─── Recorded information ───

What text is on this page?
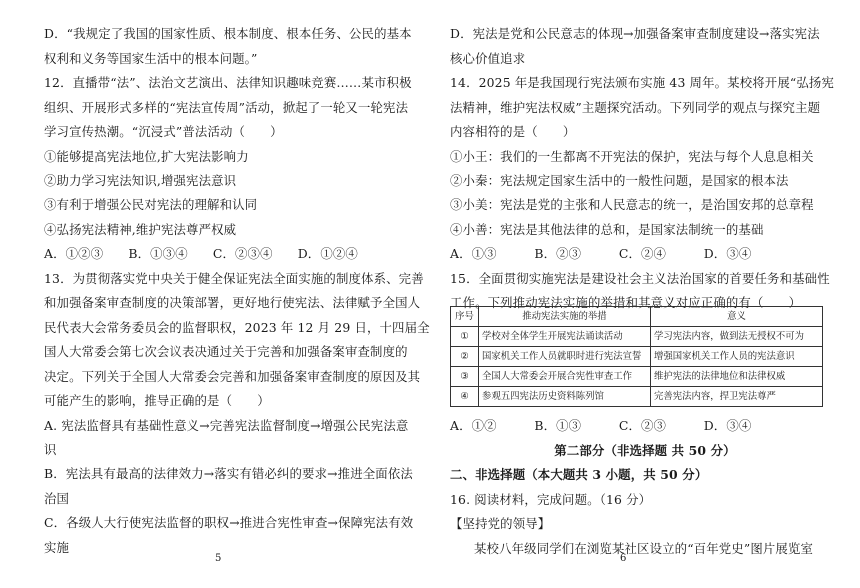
D．“我规定了我国的国家性质、根本制度、根本任务、公民的基本
权利和义务等国家生活中的根本问题。”
12．直播带“法”、法治文艺演出、法律知识趣味竞赛……某市积极
组织、开展形式多样的“宪法宣传周”活动，掀起了一轮又一轮宪法
学习宣传热潮。“沉浸式”普法活动（　　）
①能够提高宪法地位,扩大宪法影响力
②助力学习宪法知识,增强宪法意识
③有利于增强公民对宪法的理解和认同
④弘扬宪法精神,维护宪法尊严权威
A．①②③　　B．①③④　　C．②③④　　D．①②④
13．为贯彻落实党中央关于健全保证宪法全面实施的制度体系、完善
和加强备案审查制度的决策部署，更好地行使宪法、法律赋予全国人
民代表大会常务委员会的监督职权，2023 年 12 月 29 日，十四届全
国人大常委会第七次会议表决通过关于完善和加强备案审查制度的
决定。下列关于全国人大常委会完善和加强备案审查制度的原因及其
可能产生的影响，推导正确的是（　　）
A. 宪法监督具有基础性意义→完善宪法监督制度→增强公民宪法意
识
B．宪法具有最高的法律效力→落实有错必纠的要求→推进全面依法
治国
C．各级人大行使宪法监督的职权→推进合宪性审查→保障宪法有效
实施
5
工作。下列推动宪法实施的举措和其意义对应正确的有（　　）
15．全面贯彻实施宪法是建设社会主义法治国家的首要任务和基础性
A．①③　　　B．②③　　　C．②④　　　D．③④
④小善：宪法是其他法律的总和，是国家法制统一的基础
③小美：宪法是党的主张和人民意志的统一，是治国安邦的总章程
②小秦：宪法规定国家生活中的一般性问题，是国家的根本法
①小王：我们的一生都离不开宪法的保护，宪法与每个人息息相关
内容相符的是（　　）
法精神，维护宪法权威”主题探究活动。下列同学的观点与探究主题
14．2025 年是我国现行宪法颁布实施 43 周年。某校将开展“弘扬宪
核心价值追求
D．宪法是党和公民意志的体现→加强备案审查制度建设→落实宪法
序号	推动宪法实施的举措	意义
①	学校对全体学生开展宪法诵读活动	学习宪法内容，做到法无授权不可为
②	国家机关工作人员就职时进行宪法宣誓	增强国家机关工作人员的宪法意识
③	全国人大常委会开展合宪性审查工作	维护宪法的法律地位和法律权威
④	参观五四宪法历史资料陈列馆	完善宪法内容，捍卫宪法尊严
A．①②　　　B．①③　　　C．②③　　　D．③④
第二部分（非选择题 共 50 分）
二、非选择题（本大题共 3 小题，共 50 分）
16. 阅读材料，完成问题。（16 分）
【坚持党的领导】
某校八年级同学们在浏览某社区设立的“百年党史”图片展览室
6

───

• _Task requirements_
Print out the whole of the material word for word, without pictures.

• _Written reply_
What text is on this page?
D．“我规定了我国的国家性质、根本制度、根本任务、公民的基本
权利和义务等国家生活中的根本问题。”
12．直播带“法”、法治文艺演出、法律知识趣味竞赛……某市积极
组织、开展形式多样的“宪法宣传周”活动，掀起了一轮又一轮宪法
学习宣传热潮。“沉浸式”普法活动（　　）
①能够提高宪法地位,扩大宪法影响力
②助力学习宪法知识,增强宪法意识
③有利于增强公民对宪法的理解和认同
④弘扬宪法精神,维护宪法尊严权威
A．①②③　　B．①③④　　C．②③④　　D．①②④
13．为贯彻落实党中央关于健全保证宪法全面实施的制度体系、完善
和加强备案审查制度的决策部署，更好地行使宪法、法律赋予全国人
民代表大会常务委员会的监督职权，2023 年 12 月 29 日，十四届全
国人大常委会第七次会议表决通过关于完善和加强备案审查制度的
决定。下列关于全国人大常委会完善和加强备案审查制度的原因及其
可能产生的影响，推导正确的是（　　）
A. 宪法监督具有基础性意义→完善宪法监督制度→增强公民宪法意
识
B．宪法具有最高的法律效力→落实有错必纠的要求→推进全面依法
治国
C．各级人大行使宪法监督的职权→推进合宪性审查→保障宪法有效
实施
5
工作。下列推动宪法实施的举措和其意义对应正确的有（　　）
15．全面贯彻实施宪法是建设社会主义法治国家的首要任务和基础性
A．①③　　　B．②③　　　C．②④　　　D．③④
④小善：宪法是其他法律的总和，是国家法制统一的基础
③小美：宪法是党的主张和人民意志的统一，是治国安邦的总章程
②小秦：宪法规定国家生活中的一般性问题，是国家的根本法
①小王：我们的一生都离不开宪法的保护，宪法与每个人息息相关
内容相符的是（　　）
法精神，维护宪法权威”主题探究活动。下列同学的观点与探究主题
14．2025 年是我国现行宪法颁布实施 43 周年。某校将开展“弘扬宪
核心价值追求
D．宪法是党和公民意志的体现→加强备案审查制度建设→落实宪法
序号	推动宪法实施的举措	意义
①	学校对全体学生开展宪法诵读活动	学习宪法内容，做到法无授权不可为
②	国家机关工作人员就职时进行宪法宣誓	增强国家机关工作人员的宪法意识
③	全国人大常委会开展合宪性审查工作	维护宪法的法律地位和法律权威
④	参观五四宪法历史资料陈列馆	完善宪法内容，捍卫宪法尊严
A．①②　　　B．①③　　　C．②③　　　D．③④
第二部分（非选择题 共 50 分）
二、非选择题（本大题共 3 小题，共 50 分）
16. 阅读材料，完成问题。（16 分）
【坚持党的领导】
某校八年级同学们在浏览某社区设立的“百年党史”图片展览室
6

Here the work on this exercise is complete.